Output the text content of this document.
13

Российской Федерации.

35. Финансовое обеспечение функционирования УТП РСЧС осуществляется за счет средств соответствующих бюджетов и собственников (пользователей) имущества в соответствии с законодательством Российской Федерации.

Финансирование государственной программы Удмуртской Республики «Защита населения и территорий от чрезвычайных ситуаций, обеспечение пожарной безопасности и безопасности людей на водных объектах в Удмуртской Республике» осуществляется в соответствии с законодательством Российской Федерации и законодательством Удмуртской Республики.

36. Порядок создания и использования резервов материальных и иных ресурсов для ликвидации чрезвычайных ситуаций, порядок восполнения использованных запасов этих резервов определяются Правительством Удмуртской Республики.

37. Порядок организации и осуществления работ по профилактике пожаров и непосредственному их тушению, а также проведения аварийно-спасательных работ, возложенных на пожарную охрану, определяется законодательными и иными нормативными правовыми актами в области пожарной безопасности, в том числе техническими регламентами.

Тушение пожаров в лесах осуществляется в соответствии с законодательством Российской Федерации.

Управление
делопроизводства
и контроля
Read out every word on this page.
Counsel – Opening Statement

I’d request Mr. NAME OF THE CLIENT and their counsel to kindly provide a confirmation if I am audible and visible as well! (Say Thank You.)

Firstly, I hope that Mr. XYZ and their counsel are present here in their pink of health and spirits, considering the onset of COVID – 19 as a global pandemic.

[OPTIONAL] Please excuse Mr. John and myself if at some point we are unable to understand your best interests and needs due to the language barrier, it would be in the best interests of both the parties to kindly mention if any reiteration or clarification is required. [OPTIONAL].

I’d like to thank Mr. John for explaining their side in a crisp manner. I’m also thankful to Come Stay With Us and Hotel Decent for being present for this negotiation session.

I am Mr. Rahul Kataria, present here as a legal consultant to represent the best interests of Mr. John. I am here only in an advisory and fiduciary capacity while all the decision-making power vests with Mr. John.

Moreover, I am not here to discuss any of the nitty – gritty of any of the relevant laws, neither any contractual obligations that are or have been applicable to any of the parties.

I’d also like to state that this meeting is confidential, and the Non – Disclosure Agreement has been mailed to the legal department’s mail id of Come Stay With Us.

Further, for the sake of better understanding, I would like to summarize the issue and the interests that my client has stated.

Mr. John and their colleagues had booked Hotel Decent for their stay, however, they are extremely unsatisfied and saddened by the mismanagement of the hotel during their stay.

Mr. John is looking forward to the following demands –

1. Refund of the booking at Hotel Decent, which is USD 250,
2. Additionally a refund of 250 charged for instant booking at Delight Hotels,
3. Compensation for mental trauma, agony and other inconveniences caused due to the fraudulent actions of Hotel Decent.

Do this
Your answer should be only the number of lines that hold the word "ситуаций".

Exercise output
2